***** RECORDS
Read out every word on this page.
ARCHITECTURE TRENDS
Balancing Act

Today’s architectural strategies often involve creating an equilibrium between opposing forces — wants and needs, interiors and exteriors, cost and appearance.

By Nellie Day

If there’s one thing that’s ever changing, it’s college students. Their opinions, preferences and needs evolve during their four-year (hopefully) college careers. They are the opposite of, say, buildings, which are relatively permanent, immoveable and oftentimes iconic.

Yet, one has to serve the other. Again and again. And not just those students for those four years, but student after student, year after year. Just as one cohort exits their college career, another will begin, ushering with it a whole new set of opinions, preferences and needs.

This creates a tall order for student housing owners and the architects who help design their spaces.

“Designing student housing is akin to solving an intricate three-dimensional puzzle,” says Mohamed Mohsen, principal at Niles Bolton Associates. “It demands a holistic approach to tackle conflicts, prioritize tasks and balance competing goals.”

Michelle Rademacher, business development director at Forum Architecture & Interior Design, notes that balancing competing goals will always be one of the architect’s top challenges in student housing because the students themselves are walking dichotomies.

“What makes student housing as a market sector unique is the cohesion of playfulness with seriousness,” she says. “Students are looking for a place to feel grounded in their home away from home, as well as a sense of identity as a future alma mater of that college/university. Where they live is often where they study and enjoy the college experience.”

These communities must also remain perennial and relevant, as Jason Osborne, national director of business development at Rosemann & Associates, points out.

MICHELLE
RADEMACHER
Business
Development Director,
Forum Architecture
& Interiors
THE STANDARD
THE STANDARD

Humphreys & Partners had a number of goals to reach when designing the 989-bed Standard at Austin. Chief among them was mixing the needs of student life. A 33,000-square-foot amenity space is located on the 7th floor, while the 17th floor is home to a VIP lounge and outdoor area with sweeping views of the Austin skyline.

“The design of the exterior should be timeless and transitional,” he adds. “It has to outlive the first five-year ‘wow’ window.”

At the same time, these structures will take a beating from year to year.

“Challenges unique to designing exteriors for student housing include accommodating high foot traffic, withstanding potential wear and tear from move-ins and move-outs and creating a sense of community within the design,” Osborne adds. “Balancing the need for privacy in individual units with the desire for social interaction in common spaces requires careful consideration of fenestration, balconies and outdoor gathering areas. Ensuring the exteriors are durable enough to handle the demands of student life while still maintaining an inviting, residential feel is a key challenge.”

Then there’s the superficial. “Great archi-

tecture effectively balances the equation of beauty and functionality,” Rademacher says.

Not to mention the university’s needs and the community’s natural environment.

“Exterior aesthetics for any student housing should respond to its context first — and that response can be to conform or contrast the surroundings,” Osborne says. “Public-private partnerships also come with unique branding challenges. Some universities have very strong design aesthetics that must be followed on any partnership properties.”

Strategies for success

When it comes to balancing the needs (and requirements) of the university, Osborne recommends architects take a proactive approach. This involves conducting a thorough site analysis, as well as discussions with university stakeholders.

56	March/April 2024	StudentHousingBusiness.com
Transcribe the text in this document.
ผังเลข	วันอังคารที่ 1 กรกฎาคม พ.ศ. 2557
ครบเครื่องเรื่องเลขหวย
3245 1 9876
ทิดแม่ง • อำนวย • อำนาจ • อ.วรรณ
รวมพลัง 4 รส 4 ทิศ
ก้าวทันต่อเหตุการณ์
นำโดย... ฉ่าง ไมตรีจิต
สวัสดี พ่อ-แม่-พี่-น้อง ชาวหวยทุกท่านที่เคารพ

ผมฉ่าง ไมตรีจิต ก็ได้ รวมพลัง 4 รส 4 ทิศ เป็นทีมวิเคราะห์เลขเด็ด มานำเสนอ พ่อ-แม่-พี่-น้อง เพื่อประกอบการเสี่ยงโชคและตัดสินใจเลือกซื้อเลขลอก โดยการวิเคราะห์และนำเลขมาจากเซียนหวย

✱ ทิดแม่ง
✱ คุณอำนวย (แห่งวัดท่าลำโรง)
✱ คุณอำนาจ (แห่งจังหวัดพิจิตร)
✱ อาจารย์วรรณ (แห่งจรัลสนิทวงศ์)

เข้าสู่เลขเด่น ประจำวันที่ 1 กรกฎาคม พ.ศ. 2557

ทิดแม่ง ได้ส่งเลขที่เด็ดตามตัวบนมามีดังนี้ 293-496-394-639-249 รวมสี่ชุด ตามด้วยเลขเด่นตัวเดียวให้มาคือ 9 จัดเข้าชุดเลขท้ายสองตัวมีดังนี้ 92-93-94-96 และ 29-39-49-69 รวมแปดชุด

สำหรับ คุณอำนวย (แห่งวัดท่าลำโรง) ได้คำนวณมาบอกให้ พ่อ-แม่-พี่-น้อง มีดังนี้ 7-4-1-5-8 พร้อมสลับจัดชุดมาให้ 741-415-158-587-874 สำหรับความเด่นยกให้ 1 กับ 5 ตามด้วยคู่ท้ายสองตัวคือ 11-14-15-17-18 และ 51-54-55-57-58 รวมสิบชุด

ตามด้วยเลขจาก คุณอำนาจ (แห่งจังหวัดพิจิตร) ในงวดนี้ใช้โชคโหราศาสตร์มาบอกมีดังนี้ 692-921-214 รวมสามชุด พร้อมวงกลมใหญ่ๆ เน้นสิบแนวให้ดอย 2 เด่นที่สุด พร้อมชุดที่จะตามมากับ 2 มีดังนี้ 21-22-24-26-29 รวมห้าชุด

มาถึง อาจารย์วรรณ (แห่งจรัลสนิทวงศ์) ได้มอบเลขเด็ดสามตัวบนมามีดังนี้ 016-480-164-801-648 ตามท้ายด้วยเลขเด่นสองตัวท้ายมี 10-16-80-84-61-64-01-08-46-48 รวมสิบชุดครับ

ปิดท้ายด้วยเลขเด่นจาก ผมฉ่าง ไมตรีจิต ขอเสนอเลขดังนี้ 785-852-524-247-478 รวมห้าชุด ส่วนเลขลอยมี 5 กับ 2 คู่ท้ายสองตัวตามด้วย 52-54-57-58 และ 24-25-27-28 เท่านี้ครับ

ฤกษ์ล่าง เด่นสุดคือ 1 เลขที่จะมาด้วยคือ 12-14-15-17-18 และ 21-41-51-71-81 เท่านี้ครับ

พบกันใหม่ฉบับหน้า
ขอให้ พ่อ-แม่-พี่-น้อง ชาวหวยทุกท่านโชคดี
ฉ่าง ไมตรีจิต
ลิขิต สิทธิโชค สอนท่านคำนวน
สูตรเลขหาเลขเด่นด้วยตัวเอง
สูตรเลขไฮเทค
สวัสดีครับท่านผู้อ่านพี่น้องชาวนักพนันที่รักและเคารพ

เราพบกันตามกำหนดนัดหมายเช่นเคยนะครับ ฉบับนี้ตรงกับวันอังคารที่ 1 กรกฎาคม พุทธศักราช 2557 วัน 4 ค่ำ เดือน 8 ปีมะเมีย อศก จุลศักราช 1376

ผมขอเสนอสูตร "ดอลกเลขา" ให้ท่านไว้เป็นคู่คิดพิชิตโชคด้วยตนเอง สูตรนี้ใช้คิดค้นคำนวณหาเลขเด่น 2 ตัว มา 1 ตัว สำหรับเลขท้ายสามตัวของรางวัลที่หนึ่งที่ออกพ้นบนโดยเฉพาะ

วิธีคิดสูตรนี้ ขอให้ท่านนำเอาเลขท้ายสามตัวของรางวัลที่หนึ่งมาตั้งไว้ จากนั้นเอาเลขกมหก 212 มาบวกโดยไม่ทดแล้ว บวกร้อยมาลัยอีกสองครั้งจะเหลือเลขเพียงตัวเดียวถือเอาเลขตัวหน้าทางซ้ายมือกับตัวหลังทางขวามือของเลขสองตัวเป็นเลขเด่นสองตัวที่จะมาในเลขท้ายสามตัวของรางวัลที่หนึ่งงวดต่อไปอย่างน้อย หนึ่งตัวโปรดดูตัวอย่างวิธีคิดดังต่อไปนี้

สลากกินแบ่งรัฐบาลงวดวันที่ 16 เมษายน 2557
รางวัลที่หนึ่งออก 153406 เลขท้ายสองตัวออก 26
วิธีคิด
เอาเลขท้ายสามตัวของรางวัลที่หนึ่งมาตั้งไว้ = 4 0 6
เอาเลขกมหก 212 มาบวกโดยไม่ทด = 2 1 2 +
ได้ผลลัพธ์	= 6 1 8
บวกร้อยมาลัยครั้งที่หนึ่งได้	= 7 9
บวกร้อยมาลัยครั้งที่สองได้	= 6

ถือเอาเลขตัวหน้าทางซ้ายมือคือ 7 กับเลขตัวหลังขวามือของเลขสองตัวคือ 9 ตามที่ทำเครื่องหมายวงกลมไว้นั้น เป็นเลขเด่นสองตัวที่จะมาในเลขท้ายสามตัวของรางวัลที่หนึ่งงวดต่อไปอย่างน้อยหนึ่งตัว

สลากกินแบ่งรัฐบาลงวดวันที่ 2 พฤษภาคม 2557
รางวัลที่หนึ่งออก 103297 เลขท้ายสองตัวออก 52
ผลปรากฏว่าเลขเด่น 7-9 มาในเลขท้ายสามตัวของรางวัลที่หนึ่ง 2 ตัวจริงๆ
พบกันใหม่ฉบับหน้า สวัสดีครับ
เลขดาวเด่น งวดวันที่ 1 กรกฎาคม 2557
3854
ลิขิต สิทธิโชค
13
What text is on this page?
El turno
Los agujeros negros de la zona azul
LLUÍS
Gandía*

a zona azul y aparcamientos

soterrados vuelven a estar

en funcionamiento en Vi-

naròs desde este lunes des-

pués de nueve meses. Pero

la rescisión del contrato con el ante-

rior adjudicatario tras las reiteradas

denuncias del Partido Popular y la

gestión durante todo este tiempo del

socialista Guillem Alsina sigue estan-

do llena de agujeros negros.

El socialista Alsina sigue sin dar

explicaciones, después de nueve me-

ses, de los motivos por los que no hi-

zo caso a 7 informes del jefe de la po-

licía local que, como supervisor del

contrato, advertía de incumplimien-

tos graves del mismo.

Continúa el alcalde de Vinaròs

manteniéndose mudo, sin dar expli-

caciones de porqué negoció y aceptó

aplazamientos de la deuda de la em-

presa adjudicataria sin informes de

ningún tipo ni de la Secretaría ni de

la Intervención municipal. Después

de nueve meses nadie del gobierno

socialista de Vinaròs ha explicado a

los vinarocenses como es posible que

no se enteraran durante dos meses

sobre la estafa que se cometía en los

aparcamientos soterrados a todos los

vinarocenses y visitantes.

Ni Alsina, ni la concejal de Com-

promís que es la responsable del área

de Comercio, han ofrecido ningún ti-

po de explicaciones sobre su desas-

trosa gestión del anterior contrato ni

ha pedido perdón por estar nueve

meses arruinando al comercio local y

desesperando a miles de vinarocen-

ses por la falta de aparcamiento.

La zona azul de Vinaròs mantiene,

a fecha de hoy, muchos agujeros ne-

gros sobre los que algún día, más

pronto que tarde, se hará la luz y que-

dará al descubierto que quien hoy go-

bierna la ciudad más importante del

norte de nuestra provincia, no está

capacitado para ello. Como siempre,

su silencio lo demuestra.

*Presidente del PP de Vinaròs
**********
* [TASK OBJECTIVE] Review the preceding data and report every line that includes the string "negros".

* [SOLUTION BELOW]
Los agujeros negros de la zona azul
do llena de agujeros negros.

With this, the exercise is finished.